(Data records)
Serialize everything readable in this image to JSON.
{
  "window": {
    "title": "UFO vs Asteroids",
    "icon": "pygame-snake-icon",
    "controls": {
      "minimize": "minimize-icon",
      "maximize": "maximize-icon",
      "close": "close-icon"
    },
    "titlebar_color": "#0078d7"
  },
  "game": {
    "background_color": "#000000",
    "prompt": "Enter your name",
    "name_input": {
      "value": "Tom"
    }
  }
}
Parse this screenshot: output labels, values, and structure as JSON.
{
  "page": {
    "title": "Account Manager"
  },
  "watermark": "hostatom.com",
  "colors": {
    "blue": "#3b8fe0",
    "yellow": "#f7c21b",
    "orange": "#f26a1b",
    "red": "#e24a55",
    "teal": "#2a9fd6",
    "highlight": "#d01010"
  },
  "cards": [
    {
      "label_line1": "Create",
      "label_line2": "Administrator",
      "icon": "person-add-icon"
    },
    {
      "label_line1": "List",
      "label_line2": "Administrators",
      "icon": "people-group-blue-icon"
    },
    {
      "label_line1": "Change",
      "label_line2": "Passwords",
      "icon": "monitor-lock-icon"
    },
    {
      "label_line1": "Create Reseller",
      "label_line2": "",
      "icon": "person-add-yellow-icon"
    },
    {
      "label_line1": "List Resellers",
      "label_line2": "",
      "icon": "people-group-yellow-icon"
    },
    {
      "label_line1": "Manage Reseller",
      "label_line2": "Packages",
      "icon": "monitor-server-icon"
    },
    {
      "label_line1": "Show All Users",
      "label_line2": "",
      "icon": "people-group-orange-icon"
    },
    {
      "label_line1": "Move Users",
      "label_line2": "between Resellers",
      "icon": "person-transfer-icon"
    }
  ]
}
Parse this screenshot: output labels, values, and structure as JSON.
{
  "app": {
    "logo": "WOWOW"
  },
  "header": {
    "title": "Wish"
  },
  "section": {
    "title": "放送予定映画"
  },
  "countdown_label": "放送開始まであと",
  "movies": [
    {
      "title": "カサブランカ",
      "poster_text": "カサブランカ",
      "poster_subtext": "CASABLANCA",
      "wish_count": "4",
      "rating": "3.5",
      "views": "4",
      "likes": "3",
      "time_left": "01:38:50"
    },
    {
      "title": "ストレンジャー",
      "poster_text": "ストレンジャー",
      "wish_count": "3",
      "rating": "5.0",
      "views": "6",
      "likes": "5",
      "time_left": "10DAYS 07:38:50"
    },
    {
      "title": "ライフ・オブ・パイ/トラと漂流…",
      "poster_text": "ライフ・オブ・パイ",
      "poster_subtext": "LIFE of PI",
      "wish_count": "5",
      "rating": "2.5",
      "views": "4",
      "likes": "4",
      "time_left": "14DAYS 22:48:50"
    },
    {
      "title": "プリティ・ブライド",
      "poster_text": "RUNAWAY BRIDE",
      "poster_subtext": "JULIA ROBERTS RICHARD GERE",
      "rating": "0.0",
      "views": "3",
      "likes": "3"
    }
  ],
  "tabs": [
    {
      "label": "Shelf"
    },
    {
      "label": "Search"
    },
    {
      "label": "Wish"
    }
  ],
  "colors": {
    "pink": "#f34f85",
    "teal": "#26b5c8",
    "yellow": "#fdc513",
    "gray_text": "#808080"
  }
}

WRITTEN INSTRUCTION: Copy each line from the data above that includes "List".

REPLY TO THE TASK:
      "label_line1": "List",
      "label_line1": "List Resellers",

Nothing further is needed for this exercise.